Return the material exactly as supplied, apart from the pictures, which are omitted.

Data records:
★ ★ ★ ★
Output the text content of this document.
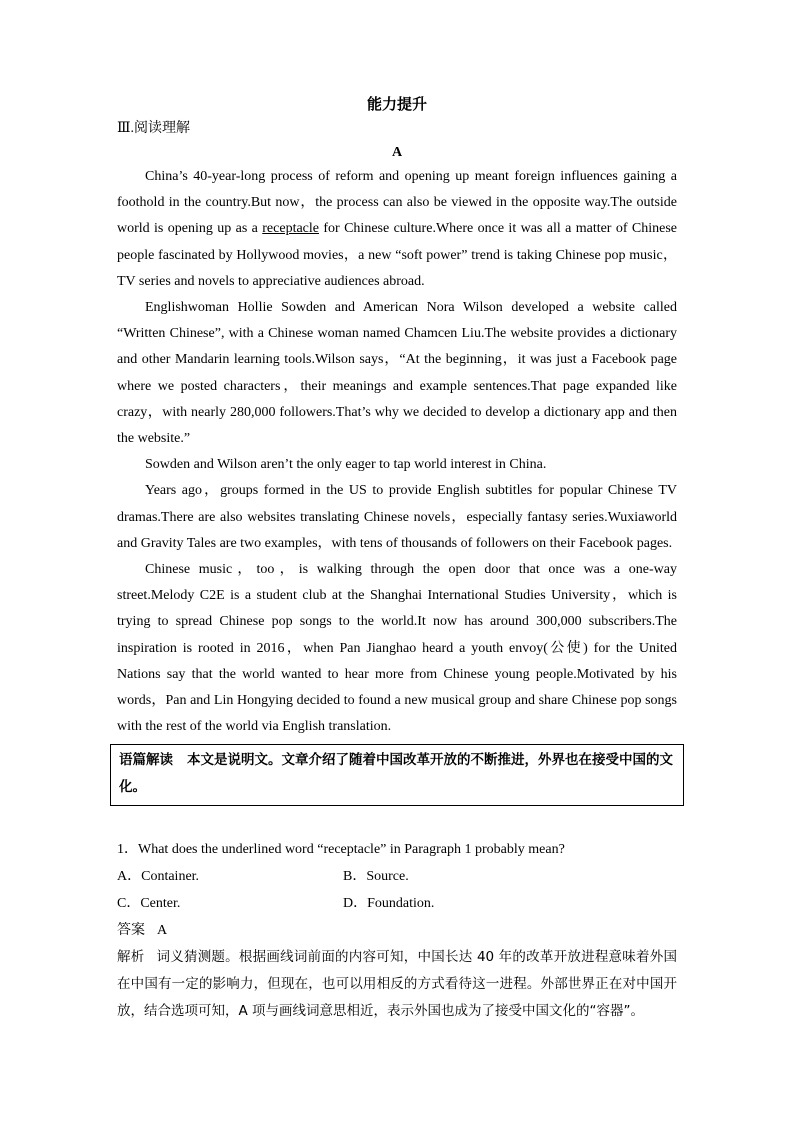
能力提升
Ⅲ.阅读理解
A

China’s 40-year-long process of reform and opening up meant foreign influences gaining a foothold in the country.But now，the process can also be viewed in the opposite way.The outside world is opening up as a receptacle for Chinese culture.Where once it was all a matter of Chinese people fascinated by Hollywood movies，a new “soft power” trend is taking Chinese pop music，TV series and novels to appreciative audiences abroad.

Englishwoman Hollie Sowden and American Nora Wilson developed a website called “Written Chinese”, with a Chinese woman named Chamcen Liu.The website provides a dictionary and other Mandarin learning tools.Wilson says，“At the beginning，it was just a Facebook page where we posted characters，their meanings and example sentences.That page expanded like crazy，with nearly 280,000 followers.That’s why we decided to develop a dictionary app and then the website.”

Sowden and Wilson aren’t the only eager to tap world interest in China.

Years ago，groups formed in the US to provide English subtitles for popular Chinese TV dramas.There are also websites translating Chinese novels，especially fantasy series.Wuxiaworld and Gravity Tales are two examples，with tens of thousands of followers on their Facebook pages.

Chinese music，too，is walking through the open door that once was a one-way street.Melody C2E is a student club at the Shanghai International Studies University，which is trying to spread Chinese pop songs to the world.It now has around 300,000 subscribers.The inspiration is rooted in 2016，when Pan Jianghao heard a youth envoy(公使) for the United Nations say that the world wanted to hear more from Chinese young people.Motivated by his words，Pan and Lin Hongying decided to found a new musical group and share Chinese pop songs with the rest of the world via English translation.

语篇解读 本文是说明文。文章介绍了随着中国改革开放的不断推进，外界也在接受中国的文化。
1．What does the underlined word “receptacle” in Paragraph 1 probably mean?
A．Container.	B．Source.
C．Center.	D．Foundation.

答案 A

解析 词义猜测题。根据画线词前面的内容可知，中国长达 40 年的改革开放进程意味着外国在中国有一定的影响力，但现在，也可以用相反的方式看待这一进程。外部世界正在对中国开放，结合选项可知，A 项与画线词意思相近，表示外国也成为了接受中国文化的“容器”。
★ ★ ★ ★
__The reply__
Output the text content of this document.
能力提升
Ⅲ.阅读理解
A

China’s 40-year-long process of reform and opening up meant foreign influences gaining a foothold in the country.But now，the process can also be viewed in the opposite way.The outside world is opening up as a receptacle for Chinese culture.Where once it was all a matter of Chinese people fascinated by Hollywood movies，a new “soft power” trend is taking Chinese pop music，TV series and novels to appreciative audiences abroad.

Englishwoman Hollie Sowden and American Nora Wilson developed a website called “Written Chinese”, with a Chinese woman named Chamcen Liu.The website provides a dictionary and other Mandarin learning tools.Wilson says，“At the beginning，it was just a Facebook page where we posted characters，their meanings and example sentences.That page expanded like crazy，with nearly 280,000 followers.That’s why we decided to develop a dictionary app and then the website.”

Sowden and Wilson aren’t the only eager to tap world interest in China.

Years ago，groups formed in the US to provide English subtitles for popular Chinese TV dramas.There are also websites translating Chinese novels，especially fantasy series.Wuxiaworld and Gravity Tales are two examples，with tens of thousands of followers on their Facebook pages.

Chinese music，too，is walking through the open door that once was a one-way street.Melody C2E is a student club at the Shanghai International Studies University，which is trying to spread Chinese pop songs to the world.It now has around 300,000 subscribers.The inspiration is rooted in 2016，when Pan Jianghao heard a youth envoy(公使) for the United Nations say that the world wanted to hear more from Chinese young people.Motivated by his words，Pan and Lin Hongying decided to found a new musical group and share Chinese pop songs with the rest of the world via English translation.

语篇解读 本文是说明文。文章介绍了随着中国改革开放的不断推进，外界也在接受中国的文化。
1．What does the underlined word “receptacle” in Paragraph 1 probably mean?
A．Container.	B．Source.
C．Center.	D．Foundation.

答案 A

解析 词义猜测题。根据画线词前面的内容可知，中国长达 40 年的改革开放进程意味着外国在中国有一定的影响力，但现在，也可以用相反的方式看待这一进程。外部世界正在对中国开放，结合选项可知，A 项与画线词意思相近，表示外国也成为了接受中国文化的“容器”。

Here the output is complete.